_What is needed_. Copy out each line of the data that holds the word "text".

_Input material_.
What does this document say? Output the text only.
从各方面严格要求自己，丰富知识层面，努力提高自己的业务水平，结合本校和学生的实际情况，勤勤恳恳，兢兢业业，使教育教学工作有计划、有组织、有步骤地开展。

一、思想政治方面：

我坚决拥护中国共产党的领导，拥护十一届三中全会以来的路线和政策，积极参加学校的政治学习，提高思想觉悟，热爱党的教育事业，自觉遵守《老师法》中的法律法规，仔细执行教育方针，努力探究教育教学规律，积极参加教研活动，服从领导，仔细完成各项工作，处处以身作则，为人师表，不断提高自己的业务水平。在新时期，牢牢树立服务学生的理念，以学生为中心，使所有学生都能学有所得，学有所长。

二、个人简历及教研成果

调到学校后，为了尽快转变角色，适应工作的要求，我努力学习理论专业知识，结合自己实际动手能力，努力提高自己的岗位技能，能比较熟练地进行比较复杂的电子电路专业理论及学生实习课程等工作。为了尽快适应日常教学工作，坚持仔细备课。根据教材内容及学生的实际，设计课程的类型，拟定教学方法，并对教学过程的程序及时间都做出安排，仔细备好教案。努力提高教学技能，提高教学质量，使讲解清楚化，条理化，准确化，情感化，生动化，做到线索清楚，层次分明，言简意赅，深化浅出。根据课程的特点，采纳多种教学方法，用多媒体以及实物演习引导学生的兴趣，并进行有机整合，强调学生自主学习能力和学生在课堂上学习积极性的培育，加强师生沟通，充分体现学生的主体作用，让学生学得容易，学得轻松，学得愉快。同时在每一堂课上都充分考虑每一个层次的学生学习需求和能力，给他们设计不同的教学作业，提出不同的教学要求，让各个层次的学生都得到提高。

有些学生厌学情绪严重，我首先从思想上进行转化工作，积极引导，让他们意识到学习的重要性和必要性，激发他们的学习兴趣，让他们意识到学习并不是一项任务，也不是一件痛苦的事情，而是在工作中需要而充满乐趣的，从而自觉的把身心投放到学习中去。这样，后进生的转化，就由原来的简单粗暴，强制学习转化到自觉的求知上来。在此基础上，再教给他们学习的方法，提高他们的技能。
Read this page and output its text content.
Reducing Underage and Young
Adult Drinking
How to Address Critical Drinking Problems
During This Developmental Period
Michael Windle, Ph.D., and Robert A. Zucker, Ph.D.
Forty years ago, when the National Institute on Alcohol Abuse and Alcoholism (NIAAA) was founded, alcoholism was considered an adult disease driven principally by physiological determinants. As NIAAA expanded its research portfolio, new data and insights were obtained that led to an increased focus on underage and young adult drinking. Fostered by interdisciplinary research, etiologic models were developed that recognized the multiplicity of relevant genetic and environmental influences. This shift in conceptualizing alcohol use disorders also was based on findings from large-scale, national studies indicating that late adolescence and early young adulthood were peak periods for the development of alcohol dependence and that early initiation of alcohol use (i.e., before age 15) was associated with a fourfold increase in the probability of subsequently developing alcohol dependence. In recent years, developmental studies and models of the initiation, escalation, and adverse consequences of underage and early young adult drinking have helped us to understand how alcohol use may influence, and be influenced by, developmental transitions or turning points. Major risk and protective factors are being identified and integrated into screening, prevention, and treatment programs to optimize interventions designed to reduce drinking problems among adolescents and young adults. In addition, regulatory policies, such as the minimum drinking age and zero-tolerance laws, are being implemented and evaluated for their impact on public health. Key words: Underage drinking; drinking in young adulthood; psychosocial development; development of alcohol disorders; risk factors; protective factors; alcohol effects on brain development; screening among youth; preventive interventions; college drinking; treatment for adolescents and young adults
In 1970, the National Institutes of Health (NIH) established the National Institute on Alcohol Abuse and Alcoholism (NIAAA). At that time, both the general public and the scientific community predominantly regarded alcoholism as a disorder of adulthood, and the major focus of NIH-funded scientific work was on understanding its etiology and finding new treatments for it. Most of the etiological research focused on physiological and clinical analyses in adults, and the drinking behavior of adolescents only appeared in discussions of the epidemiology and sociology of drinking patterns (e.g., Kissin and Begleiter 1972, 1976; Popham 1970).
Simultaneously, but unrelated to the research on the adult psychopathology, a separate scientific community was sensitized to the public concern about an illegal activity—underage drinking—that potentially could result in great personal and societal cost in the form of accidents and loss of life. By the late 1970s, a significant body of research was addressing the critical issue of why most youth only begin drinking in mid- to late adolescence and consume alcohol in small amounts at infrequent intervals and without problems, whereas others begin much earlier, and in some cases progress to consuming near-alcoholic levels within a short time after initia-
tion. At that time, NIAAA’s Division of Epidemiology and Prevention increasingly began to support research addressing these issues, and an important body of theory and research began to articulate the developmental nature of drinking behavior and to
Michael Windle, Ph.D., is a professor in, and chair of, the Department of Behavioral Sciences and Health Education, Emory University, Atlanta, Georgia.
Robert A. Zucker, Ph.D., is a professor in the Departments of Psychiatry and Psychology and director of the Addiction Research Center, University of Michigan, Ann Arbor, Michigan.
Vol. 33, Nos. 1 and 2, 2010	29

_Answer for this exercise_.
What does this document say? Output the text only.
Read this page and output its text content.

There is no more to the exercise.